- _WRITTEN PROBLEM_
Return the records that follow unaltered. Omit every picture.

==== DATA SECTION ====

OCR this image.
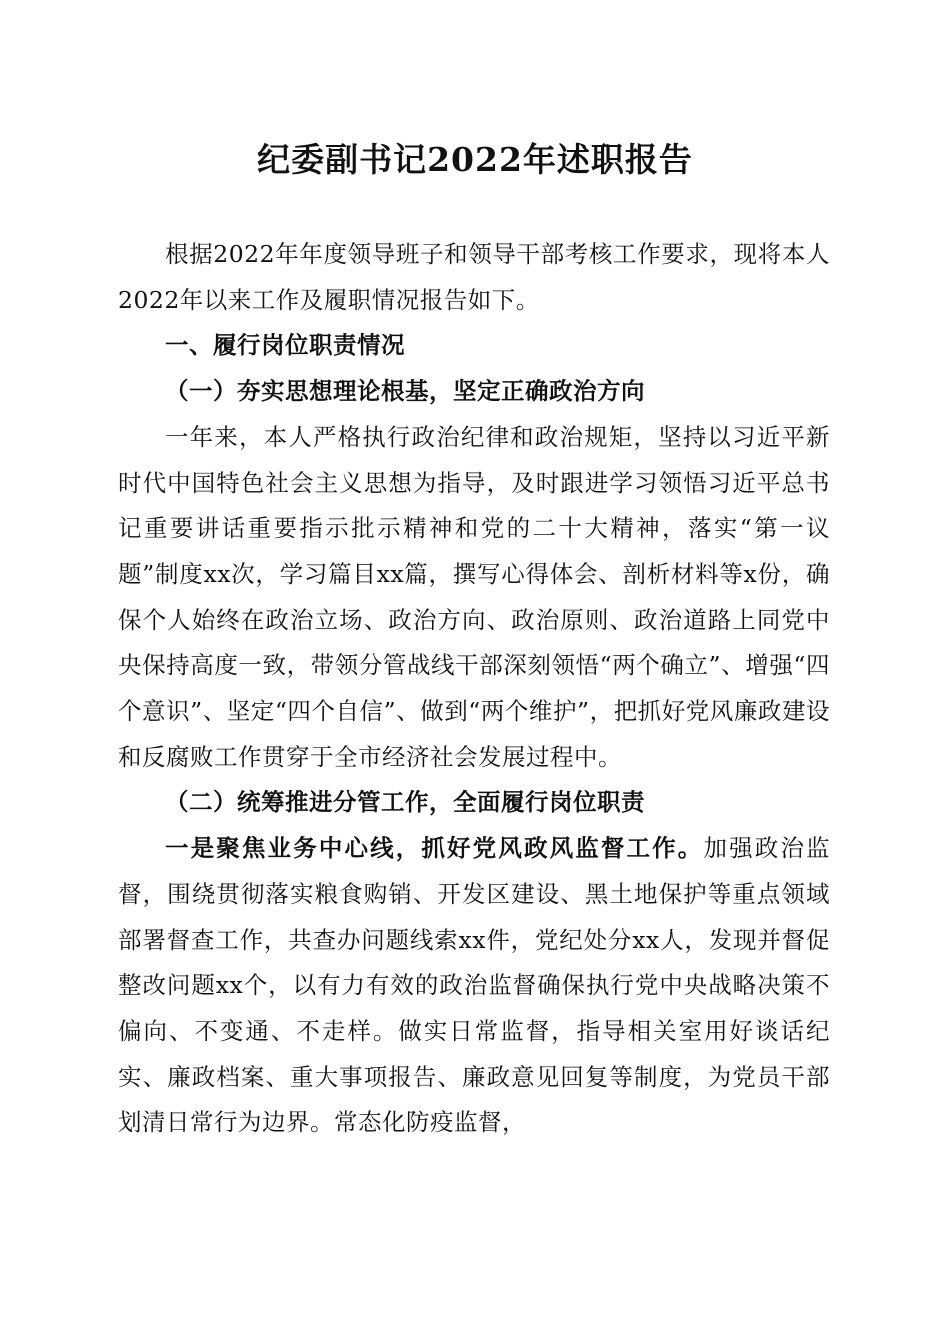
纪委副书记2022年述职报告

根据2022年年度领导班子和领导干部考核工作要求，现将本人2022年以来工作及履职情况报告如下。

一、履行岗位职责情况

（一）夯实思想理论根基，坚定正确政治方向

一年来，本人严格执行政治纪律和政治规矩，坚持以习近平新时代中国特色社会主义思想为指导，及时跟进学习领悟习近平总书记重要讲话重要指示批示精神和党的二十大精神，落实“第一议题”制度xx次，学习篇目xx篇，撰写心得体会、剖析材料等x份，确保个人始终在政治立场、政治方向、政治原则、政治道路上同党中央保持高度一致，带领分管战线干部深刻领悟“两个确立”、增强“四个意识”、坚定“四个自信”、做到“两个维护”，把抓好党风廉政建设和反腐败工作贯穿于全市经济社会发展过程中。

（二）统筹推进分管工作，全面履行岗位职责

一是聚焦业务中心线，抓好党风政风监督工作。加强政治监督，围绕贯彻落实粮食购销、开发区建设、黑土地保护等重点领域部署督查工作，共查办问题线索xx件，党纪处分xx人，发现并督促整改问题xx个，以有力有效的政治监督确保执行党中央战略决策不偏向、不变通、不走样。做实日常监督，指导相关室用好谈话纪实、廉政档案、重大事项报告、廉政意见回复等制度，为党员干部划清日常行为边界。常态化防疫监督，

====

- _RESULT BELOW_
OCR this image.
纪委副书记2022年述职报告

根据2022年年度领导班子和领导干部考核工作要求，现将本人2022年以来工作及履职情况报告如下。

一、履行岗位职责情况

（一）夯实思想理论根基，坚定正确政治方向

一年来，本人严格执行政治纪律和政治规矩，坚持以习近平新时代中国特色社会主义思想为指导，及时跟进学习领悟习近平总书记重要讲话重要指示批示精神和党的二十大精神，落实“第一议题”制度xx次，学习篇目xx篇，撰写心得体会、剖析材料等x份，确保个人始终在政治立场、政治方向、政治原则、政治道路上同党中央保持高度一致，带领分管战线干部深刻领悟“两个确立”、增强“四个意识”、坚定“四个自信”、做到“两个维护”，把抓好党风廉政建设和反腐败工作贯穿于全市经济社会发展过程中。

（二）统筹推进分管工作，全面履行岗位职责

一是聚焦业务中心线，抓好党风政风监督工作。加强政治监督，围绕贯彻落实粮食购销、开发区建设、黑土地保护等重点领域部署督查工作，共查办问题线索xx件，党纪处分xx人，发现并督促整改问题xx个，以有力有效的政治监督确保执行党中央战略决策不偏向、不变通、不走样。做实日常监督，指导相关室用好谈话纪实、廉政档案、重大事项报告、廉政意见回复等制度，为党员干部划清日常行为边界。常态化防疫监督，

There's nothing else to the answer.